No caso de Salvador, a vista (para o mar), a localização da Av. Paralela (certa distância dos bairros mais populares e a proximidade da praia – não em frente) e a infraestrutura (patrocinada pelo Estado) atraem os investimentos do mercado imobiliário, criando na cidade, espaços “luminosos” do ponto de vista técnico-científico-informacional. [...] Na Avenida Paralela encontram-se vários empreendimentos imobiliários, o maior deles com 18 torres de apartamentos em uma área de 100mil m², que alia a ideia da natureza, que está presente até no nome em francês do empreendimento, com as inúmeras possibilidades de lazer que serão oferecidas, fazendo com que o morador desfrute de todas as atividades de um resort sem sair de casa (HENRIQUE, 2009, p. 151).

Salvador se torna, a exemplo da Los Angeles dos anos 1980 e 1990, mais uma das “cidades fortalezas” (DAVIS, 1993), que passam a ser “brutalmente divididas entre ‘células fortificadas’ da sociedade afluente e ‘lugares de terror’ onde a polícia guerreia contra o pobre criminalizado” (DAVIS, 1993, p. 206).

* **Perguntas a responder**:
**1)** Segundo o trecho sobre Salvador, quantas torres de apartamentos tem o maior empreendimento da Avenida Paralela?
**2)** Retome o trecho sobre Salvador logo após a última frase dele e dê continuidade ao texto.

* **Dados apresentados**:
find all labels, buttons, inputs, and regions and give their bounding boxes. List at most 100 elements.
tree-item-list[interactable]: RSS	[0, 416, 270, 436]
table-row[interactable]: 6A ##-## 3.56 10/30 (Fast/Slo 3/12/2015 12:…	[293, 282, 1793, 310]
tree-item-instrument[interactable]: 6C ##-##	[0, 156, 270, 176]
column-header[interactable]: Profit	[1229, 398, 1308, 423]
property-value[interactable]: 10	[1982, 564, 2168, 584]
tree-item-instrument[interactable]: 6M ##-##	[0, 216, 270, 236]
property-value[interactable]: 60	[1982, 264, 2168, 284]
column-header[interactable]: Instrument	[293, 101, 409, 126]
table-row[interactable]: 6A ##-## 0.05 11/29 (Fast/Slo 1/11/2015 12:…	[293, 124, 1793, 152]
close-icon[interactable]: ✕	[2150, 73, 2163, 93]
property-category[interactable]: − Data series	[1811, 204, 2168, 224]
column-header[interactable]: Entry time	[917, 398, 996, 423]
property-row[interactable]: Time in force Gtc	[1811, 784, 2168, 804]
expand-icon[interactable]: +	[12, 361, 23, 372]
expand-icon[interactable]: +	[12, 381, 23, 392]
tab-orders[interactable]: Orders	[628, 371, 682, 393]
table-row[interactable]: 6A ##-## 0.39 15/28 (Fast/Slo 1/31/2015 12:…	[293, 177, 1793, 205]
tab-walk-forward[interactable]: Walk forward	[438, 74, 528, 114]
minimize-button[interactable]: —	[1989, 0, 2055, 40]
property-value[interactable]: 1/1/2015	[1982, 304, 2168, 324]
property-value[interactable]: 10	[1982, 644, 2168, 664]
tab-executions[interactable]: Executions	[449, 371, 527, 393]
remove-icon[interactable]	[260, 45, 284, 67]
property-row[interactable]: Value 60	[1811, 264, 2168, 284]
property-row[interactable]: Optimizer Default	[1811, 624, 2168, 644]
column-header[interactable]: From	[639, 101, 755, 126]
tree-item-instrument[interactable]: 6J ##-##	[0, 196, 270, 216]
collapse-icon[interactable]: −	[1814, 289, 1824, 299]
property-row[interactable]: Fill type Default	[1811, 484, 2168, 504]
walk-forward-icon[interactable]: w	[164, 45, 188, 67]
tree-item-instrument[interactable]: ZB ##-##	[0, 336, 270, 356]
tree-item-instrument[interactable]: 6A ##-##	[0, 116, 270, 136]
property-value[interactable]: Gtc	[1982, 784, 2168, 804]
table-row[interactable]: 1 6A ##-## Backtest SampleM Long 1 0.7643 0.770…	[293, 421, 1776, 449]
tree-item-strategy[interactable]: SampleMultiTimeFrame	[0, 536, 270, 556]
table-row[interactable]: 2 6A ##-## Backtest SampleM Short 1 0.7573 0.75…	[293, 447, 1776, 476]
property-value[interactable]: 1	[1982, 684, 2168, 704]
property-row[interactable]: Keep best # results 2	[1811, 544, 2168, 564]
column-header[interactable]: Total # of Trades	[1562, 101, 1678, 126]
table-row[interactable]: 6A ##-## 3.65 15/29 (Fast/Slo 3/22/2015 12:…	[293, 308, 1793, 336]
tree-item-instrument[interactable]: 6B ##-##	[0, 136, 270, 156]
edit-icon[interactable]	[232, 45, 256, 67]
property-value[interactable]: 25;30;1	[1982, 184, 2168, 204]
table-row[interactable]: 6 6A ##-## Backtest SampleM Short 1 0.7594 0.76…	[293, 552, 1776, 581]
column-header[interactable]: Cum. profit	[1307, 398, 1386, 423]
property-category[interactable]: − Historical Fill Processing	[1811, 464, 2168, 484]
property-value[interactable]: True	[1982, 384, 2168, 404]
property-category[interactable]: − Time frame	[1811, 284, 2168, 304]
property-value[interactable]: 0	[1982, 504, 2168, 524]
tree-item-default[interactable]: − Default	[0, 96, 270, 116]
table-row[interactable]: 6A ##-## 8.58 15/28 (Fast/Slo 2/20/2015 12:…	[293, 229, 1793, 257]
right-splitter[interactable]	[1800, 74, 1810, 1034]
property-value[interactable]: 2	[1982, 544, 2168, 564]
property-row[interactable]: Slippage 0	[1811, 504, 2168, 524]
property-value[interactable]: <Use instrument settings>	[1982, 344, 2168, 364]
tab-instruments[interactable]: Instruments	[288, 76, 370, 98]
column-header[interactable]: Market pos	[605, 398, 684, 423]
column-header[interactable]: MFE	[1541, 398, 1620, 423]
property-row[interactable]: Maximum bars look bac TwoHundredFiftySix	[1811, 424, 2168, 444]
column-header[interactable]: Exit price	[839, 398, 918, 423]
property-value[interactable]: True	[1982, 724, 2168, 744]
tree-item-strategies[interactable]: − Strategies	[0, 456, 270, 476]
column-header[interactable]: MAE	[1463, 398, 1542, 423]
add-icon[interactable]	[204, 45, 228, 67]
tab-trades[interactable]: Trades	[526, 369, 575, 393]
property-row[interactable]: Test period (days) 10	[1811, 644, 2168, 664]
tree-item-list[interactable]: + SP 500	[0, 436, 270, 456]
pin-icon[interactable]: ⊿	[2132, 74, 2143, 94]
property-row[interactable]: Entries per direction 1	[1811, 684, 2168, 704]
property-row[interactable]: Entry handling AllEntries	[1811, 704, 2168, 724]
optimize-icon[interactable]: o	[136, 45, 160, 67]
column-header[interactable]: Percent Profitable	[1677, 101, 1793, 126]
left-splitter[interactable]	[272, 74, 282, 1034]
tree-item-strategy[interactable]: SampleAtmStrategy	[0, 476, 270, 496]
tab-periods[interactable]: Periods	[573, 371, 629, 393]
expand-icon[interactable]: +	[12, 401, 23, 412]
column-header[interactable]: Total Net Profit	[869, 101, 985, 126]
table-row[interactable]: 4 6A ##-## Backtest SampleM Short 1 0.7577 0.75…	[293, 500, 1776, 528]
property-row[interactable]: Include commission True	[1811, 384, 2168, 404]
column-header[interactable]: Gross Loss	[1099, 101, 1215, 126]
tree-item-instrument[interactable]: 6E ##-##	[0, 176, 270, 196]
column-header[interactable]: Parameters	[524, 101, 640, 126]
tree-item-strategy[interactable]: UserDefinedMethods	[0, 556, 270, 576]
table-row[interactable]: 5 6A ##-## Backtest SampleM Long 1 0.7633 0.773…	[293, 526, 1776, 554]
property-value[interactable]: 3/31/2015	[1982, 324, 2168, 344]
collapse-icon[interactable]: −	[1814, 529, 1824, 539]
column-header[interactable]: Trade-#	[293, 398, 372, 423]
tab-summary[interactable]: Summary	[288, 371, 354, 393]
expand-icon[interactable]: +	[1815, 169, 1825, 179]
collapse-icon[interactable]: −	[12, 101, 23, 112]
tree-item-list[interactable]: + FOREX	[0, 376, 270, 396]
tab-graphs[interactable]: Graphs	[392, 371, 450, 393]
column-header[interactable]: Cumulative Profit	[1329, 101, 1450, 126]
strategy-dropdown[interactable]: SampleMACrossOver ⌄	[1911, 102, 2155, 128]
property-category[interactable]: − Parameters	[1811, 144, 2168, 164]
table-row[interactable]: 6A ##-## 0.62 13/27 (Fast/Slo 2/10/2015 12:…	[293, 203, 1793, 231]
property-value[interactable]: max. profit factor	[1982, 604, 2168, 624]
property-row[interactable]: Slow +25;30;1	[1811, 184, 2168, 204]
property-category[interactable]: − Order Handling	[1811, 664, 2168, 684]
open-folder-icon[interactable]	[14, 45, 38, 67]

* **Respostas**:
**1)** Dezoito torres de apartamentos.

**2)**
Com todos esses fenômenos em curso, que caracterizam o processo de reprodução do espaço urbano em Salvador, nota-se um recuo e a destruição do espaço público e uma tendência latente de separação e divisão dos habitantes na cidade, que, como aponta Carlos (1997), se dá devido às formas de apropriação determinadas pela existência da propriedade do solo urbano:

Cada um num endereço específico, apontando para uma segregação espacial bem nítida, passível de ser observada na paisagem como produto da articulação entre uma hierarquia social e uma hierarquia espacial, que caracteriza os usos no espaço urbano. Essa delimitação, bem marcada, separando a casa da rua, reduzindo o espaço público apagando a vida nos bairros onde cada um se reconhecia, por que este era o espaço da vida, torna a cidade mais fria, anônima, funcional e institucionalizada (CARLOS, 1997, p. 208).

Por fim, gostaria de me ater aos espaços públicos de lazer, como os parques e jardins públicos, bem como as praias. Serpa (2007) desenvolveu uma importante contribuição para a Geografia no que tange a essa temática. Para o autor, a distribuição e a frequentação dos parques e jardins públicos em Salvador “podem

revelar todas as nuances da organização socioespacial da metrópole” (SERPA, 2007, p. 90), com um padrão que tende ao claro agravamento das desigualdades entre os diferentes bairros da cidade, resultado das políticas públicas empreendidas na cidade. Para as praias o padrão permanece o mesmo. Elas ainda podem ser consideradas como um importante local de sociabilidade das classes populares, mas as praias da orla atlântica, por exemplo, sofrem a “requalificação e revalorização estética”, enquanto outras, localizadas na orla suburbana, ainda segundo Serpa (2007), são destinadas, quase que exclusivamente, ao público do bairro e das localidades próximas, e que por isso ainda permaneçam abandonadas pelos poderes públicos.